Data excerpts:

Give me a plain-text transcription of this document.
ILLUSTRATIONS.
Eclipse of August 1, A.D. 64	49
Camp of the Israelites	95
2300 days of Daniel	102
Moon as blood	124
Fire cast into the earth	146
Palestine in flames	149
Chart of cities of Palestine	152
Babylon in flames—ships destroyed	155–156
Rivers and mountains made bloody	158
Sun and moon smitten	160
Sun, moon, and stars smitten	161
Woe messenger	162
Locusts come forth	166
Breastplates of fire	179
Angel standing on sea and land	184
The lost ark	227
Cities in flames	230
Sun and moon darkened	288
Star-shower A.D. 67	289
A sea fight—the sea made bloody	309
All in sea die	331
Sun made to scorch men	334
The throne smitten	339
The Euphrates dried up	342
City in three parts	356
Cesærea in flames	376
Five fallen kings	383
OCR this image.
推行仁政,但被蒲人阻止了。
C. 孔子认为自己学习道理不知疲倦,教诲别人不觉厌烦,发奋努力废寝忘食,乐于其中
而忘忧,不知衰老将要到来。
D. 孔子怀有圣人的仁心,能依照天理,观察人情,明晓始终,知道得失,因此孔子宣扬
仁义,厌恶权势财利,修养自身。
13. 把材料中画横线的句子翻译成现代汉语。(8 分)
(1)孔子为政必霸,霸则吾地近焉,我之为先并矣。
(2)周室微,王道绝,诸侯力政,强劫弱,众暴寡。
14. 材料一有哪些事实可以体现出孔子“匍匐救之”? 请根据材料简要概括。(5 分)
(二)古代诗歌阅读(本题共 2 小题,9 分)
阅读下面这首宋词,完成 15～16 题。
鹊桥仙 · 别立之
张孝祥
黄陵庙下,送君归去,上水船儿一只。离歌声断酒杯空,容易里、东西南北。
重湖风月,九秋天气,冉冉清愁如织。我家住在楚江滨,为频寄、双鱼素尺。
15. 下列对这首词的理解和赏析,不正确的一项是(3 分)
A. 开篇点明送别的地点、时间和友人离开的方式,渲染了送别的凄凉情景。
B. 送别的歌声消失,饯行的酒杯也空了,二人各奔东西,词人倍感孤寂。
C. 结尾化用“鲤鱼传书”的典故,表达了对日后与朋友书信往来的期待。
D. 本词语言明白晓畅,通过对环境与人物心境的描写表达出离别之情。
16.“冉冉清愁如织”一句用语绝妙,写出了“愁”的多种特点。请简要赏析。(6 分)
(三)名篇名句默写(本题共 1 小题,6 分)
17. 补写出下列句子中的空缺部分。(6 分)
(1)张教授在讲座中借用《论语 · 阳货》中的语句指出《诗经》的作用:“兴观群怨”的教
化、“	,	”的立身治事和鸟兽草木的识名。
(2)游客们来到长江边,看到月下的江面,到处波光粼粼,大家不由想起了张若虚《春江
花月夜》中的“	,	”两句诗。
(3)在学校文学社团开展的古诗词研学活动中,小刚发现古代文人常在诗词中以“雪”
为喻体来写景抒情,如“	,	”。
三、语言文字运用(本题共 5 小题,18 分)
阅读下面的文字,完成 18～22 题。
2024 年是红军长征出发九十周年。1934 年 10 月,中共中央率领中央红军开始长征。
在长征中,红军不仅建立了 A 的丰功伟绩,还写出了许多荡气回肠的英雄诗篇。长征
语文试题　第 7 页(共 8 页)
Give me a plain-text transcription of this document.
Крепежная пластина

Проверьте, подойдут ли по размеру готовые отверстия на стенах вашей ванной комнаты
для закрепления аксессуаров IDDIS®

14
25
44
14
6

_Written request_. Search the records above for "bloody". Copy each line where it is found.

_Correct response_.
Rivers and mountains made bloody	158
A sea fight—the sea made bloody	309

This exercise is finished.